Stored items
- - - - -
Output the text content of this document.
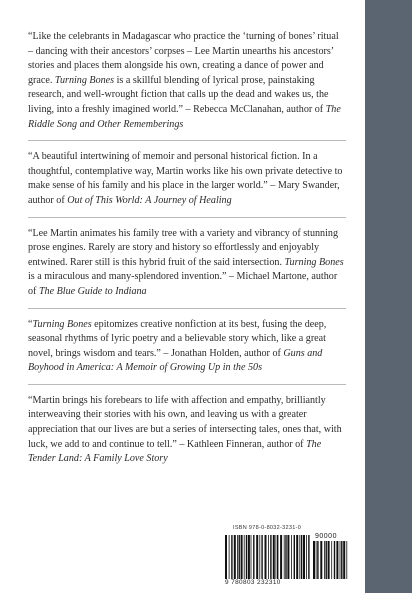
“Like the celebrants in Madagascar who practice the ‘turning of bones’ ritual – dancing with their ancestors’ corpses – Lee Martin unearths his ancestors’ stories and places them alongside his own, creating a dance of power and grace. Turning Bones is a skillful blending of lyrical prose, painstaking research, and well-wrought fiction that calls up the dead and wakes us, the living, into a freshly imagined world.” – Rebecca McClanahan, author of The Riddle Song and Other Rememberings

“A beautiful intertwining of memoir and personal historical fiction. In a thoughtful, contemplative way, Martin works like his own private detective to make sense of his family and his place in the larger world.” – Mary Swander, author of Out of This World: A Journey of Healing

“Lee Martin animates his family tree with a variety and vibrancy of stunning prose engines. Rarely are story and history so effortlessly and enjoyably entwined. Rarer still is this hybrid fruit of the said intersection. Turning Bones is a miraculous and many-splendored invention.” – Michael Martone, author of The Blue Guide to Indiana

“Turning Bones epitomizes creative nonfiction at its best, fusing the deep, seasonal rhythms of lyric poetry and a believable story which, like a great novel, brings wisdom and tears.” – Jonathan Holden, author of Guns and Boyhood in America: A Memoir of Growing Up in the 50s

“Martin brings his forebears to life with affection and empathy, brilliantly interweaving their stories with his own, and leaving us with a greater appreciation that our lives are but a series of intersecting tales, ones that, with luck, we add to and continue to tell.” – Kathleen Finneran, author of The Tender Land: A Family Love Story

ISBN 978-0-8032-3231-0
90000
9 780803 232310
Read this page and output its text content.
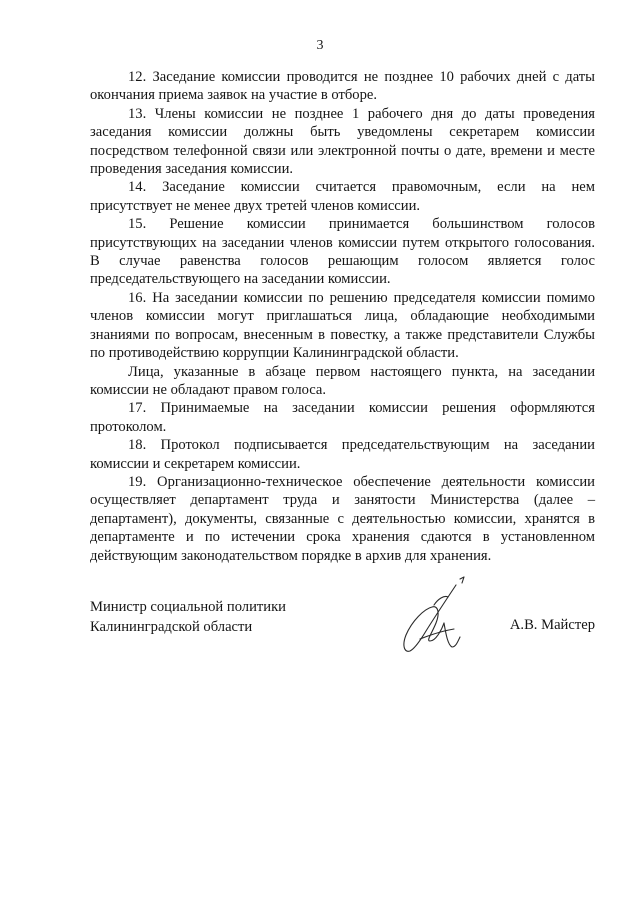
3

12. Заседание комиссии проводится не позднее 10 рабочих дней с даты окончания приема заявок на участие в отборе.

13. Члены комиссии не позднее 1 рабочего дня до даты проведения заседания комиссии должны быть уведомлены секретарем комиссии посредством телефонной связи или электронной почты о дате, времени и месте проведения заседания комиссии.

14. Заседание комиссии считается правомочным, если на нем присутствует не менее двух третей членов комиссии.

15. Решение комиссии принимается большинством голосов присутствующих на заседании членов комиссии путем открытого голосования. В случае равенства голосов решающим голосом является голос председательствующего на заседании комиссии.

16. На заседании комиссии по решению председателя комиссии помимо членов комиссии могут приглашаться лица, обладающие необходимыми знаниями по вопросам, внесенным в повестку, а также представители Службы по противодействию коррупции Калининградской области.

Лица, указанные в абзаце первом настоящего пункта, на заседании комиссии не обладают правом голоса.

17. Принимаемые на заседании комиссии решения оформляются протоколом.

18. Протокол подписывается председательствующим на заседании комиссии и секретарем комиссии.

19. Организационно-техническое обеспечение деятельности комиссии осуществляет департамент труда и занятости Министерства (далее – департамент), документы, связанные с деятельностью комиссии, хранятся в департаменте и по истечении срока хранения сдаются в установленном действующим законодательством порядке в архив для хранения.

Министр социальной политики
Калининградской области	А.В. Майстер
- - - - -
▶ [What is needed] Each line of the data should be quoted exactly, with pictures left out.

▶ [Solution]
Output the text content of this document.
“Like the celebrants in Madagascar who practice the ‘turning of bones’ ritual – dancing with their ancestors’ corpses – Lee Martin unearths his ancestors’ stories and places them alongside his own, creating a dance of power and grace. Turning Bones is a skillful blending of lyrical prose, painstaking research, and well-wrought fiction that calls up the dead and wakes us, the living, into a freshly imagined world.” – Rebecca McClanahan, author of The Riddle Song and Other Rememberings

“A beautiful intertwining of memoir and personal historical fiction. In a thoughtful, contemplative way, Martin works like his own private detective to make sense of his family and his place in the larger world.” – Mary Swander, author of Out of This World: A Journey of Healing

“Lee Martin animates his family tree with a variety and vibrancy of stunning prose engines. Rarely are story and history so effortlessly and enjoyably entwined. Rarer still is this hybrid fruit of the said intersection. Turning Bones is a miraculous and many-splendored invention.” – Michael Martone, author of The Blue Guide to Indiana

“Turning Bones epitomizes creative nonfiction at its best, fusing the deep, seasonal rhythms of lyric poetry and a believable story which, like a great novel, brings wisdom and tears.” – Jonathan Holden, author of Guns and Boyhood in America: A Memoir of Growing Up in the 50s

“Martin brings his forebears to life with affection and empathy, brilliantly interweaving their stories with his own, and leaving us with a greater appreciation that our lives are but a series of intersecting tales, ones that, with luck, we add to and continue to tell.” – Kathleen Finneran, author of The Tender Land: A Family Love Story

ISBN 978-0-8032-3231-0
90000
9 780803 232310
Read this page and output its text content.
3

12. Заседание комиссии проводится не позднее 10 рабочих дней с даты окончания приема заявок на участие в отборе.

13. Члены комиссии не позднее 1 рабочего дня до даты проведения заседания комиссии должны быть уведомлены секретарем комиссии посредством телефонной связи или электронной почты о дате, времени и месте проведения заседания комиссии.

14. Заседание комиссии считается правомочным, если на нем присутствует не менее двух третей членов комиссии.

15. Решение комиссии принимается большинством голосов присутствующих на заседании членов комиссии путем открытого голосования. В случае равенства голосов решающим голосом является голос председательствующего на заседании комиссии.

16. На заседании комиссии по решению председателя комиссии помимо членов комиссии могут приглашаться лица, обладающие необходимыми знаниями по вопросам, внесенным в повестку, а также представители Службы по противодействию коррупции Калининградской области.

Лица, указанные в абзаце первом настоящего пункта, на заседании комиссии не обладают правом голоса.

17. Принимаемые на заседании комиссии решения оформляются протоколом.

18. Протокол подписывается председательствующим на заседании комиссии и секретарем комиссии.

19. Организационно-техническое обеспечение деятельности комиссии осуществляет департамент труда и занятости Министерства (далее – департамент), документы, связанные с деятельностью комиссии, хранятся в департаменте и по истечении срока хранения сдаются в установленном действующим законодательством порядке в архив для хранения.

Министр социальной политики
Калининградской области	А.В. Майстер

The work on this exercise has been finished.